Exercise goal: Copy out every line containing the word "JSON".

Task inputs:

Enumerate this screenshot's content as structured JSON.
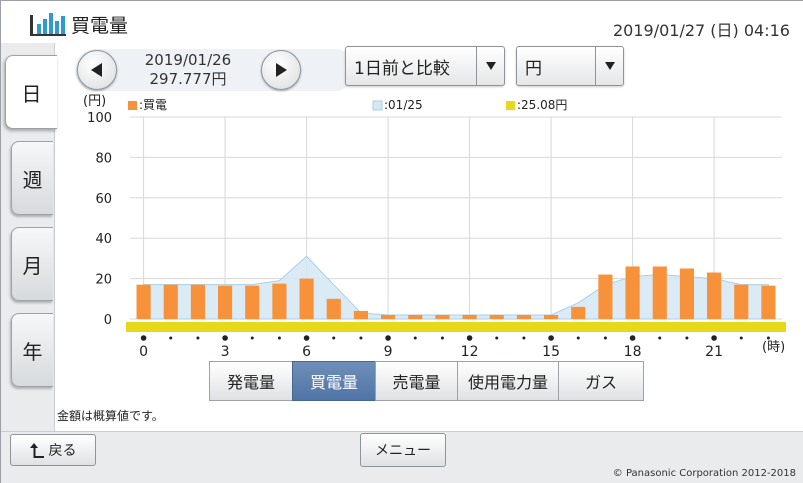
{
  "header": {
    "title": "買電量",
    "datetime": "2019/01/27 (日) 04:16"
  },
  "side_tabs": [
    {
      "label": "日",
      "active": true
    },
    {
      "label": "週",
      "active": false
    },
    {
      "label": "月",
      "active": false
    },
    {
      "label": "年",
      "active": false
    }
  ],
  "nav": {
    "date": "2019/01/26",
    "amount": "297.777円"
  },
  "compare_select": {
    "value": "1日前と比較"
  },
  "unit_select": {
    "value": "円"
  },
  "legend": {
    "current": ":買電",
    "previous": ":01/25",
    "previous_total": ":25.08円"
  },
  "colors": {
    "bar": "#f7913a",
    "area_fill": "#d5e8f4",
    "area_line": "#a9cfe6",
    "total_strip": "#e8d81a",
    "active_tab": "#5a7dab"
  },
  "kind_tabs": [
    {
      "label": "発電量",
      "active": false
    },
    {
      "label": "買電量",
      "active": true
    },
    {
      "label": "売電量",
      "active": false
    },
    {
      "label": "使用電力量",
      "active": false
    },
    {
      "label": "ガス",
      "active": false
    }
  ],
  "note": "金額は概算値です。",
  "footer": {
    "back_label": "戻る",
    "menu_label": "メニュー",
    "copyright": "© Panasonic Corporation 2012-2018"
  },
  "chart_data": {
    "type": "bar",
    "y_unit": "(円)",
    "x_unit": "(時)",
    "ylim": [
      0,
      100
    ],
    "y_ticks": [
      0,
      20,
      40,
      60,
      80,
      100
    ],
    "x_ticks": [
      0,
      3,
      6,
      9,
      12,
      15,
      18,
      21
    ],
    "categories": [
      0,
      1,
      2,
      3,
      4,
      5,
      6,
      7,
      8,
      9,
      10,
      11,
      12,
      13,
      14,
      15,
      16,
      17,
      18,
      19,
      20,
      21,
      22,
      23
    ],
    "series": [
      {
        "name": "買電",
        "type": "bar",
        "values": [
          17,
          17,
          17,
          16.5,
          16.5,
          17.5,
          20,
          10,
          4,
          2,
          2,
          2,
          2,
          2,
          2,
          2,
          6,
          22,
          26,
          26,
          25,
          23,
          17,
          16.5
        ]
      },
      {
        "name": "01/25",
        "type": "area",
        "values": [
          17,
          17,
          17,
          17,
          17,
          19,
          31,
          17,
          3,
          2,
          2,
          2,
          2,
          2,
          2,
          2,
          8,
          17,
          21,
          22,
          21,
          20,
          17,
          17
        ]
      }
    ],
    "grid": true
  }
}
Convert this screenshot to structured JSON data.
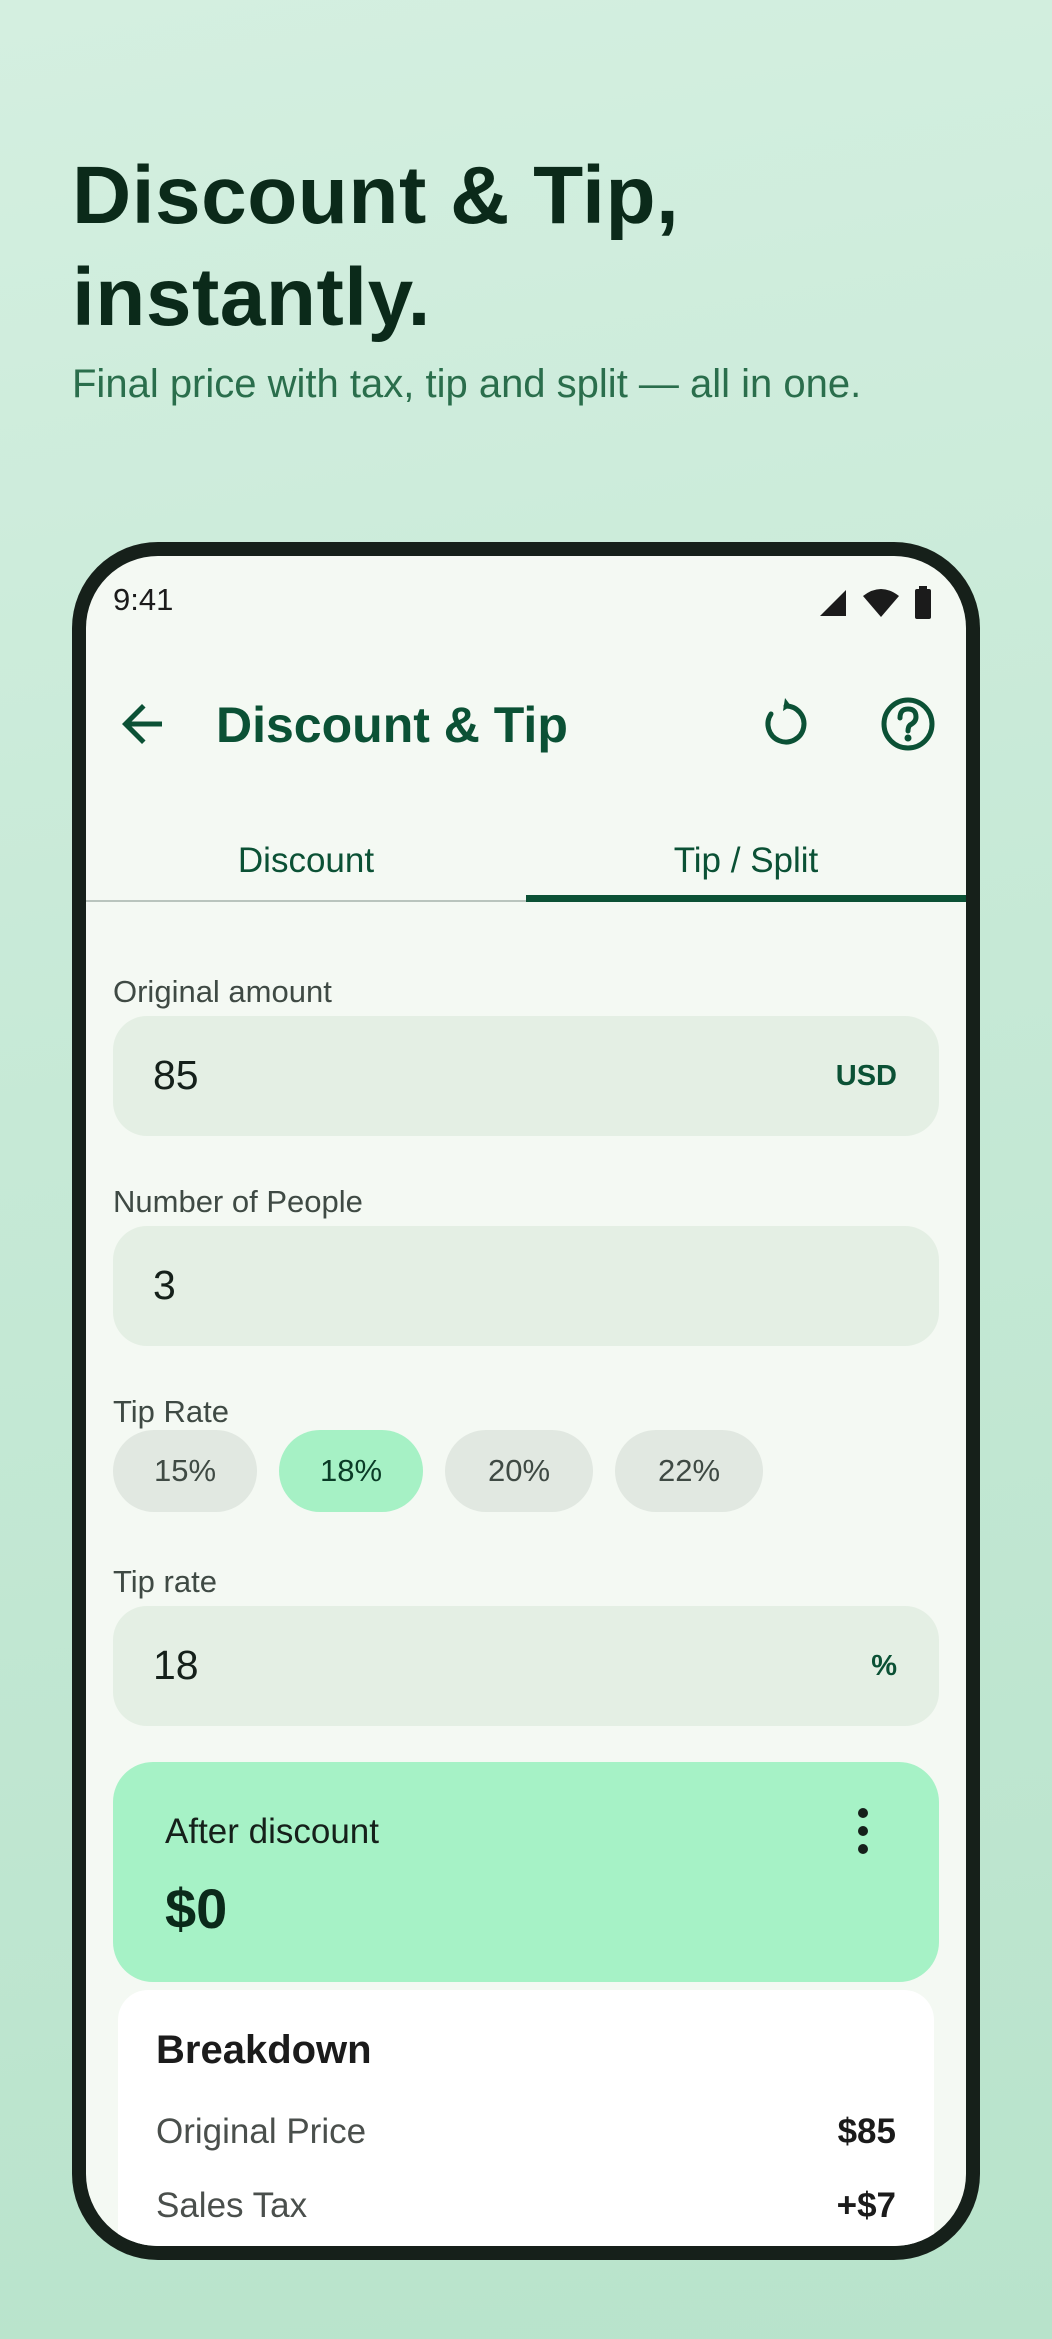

The output:
Enumerate this screenshot's content as structured JSON.
Convert this screenshot to structured JSON data.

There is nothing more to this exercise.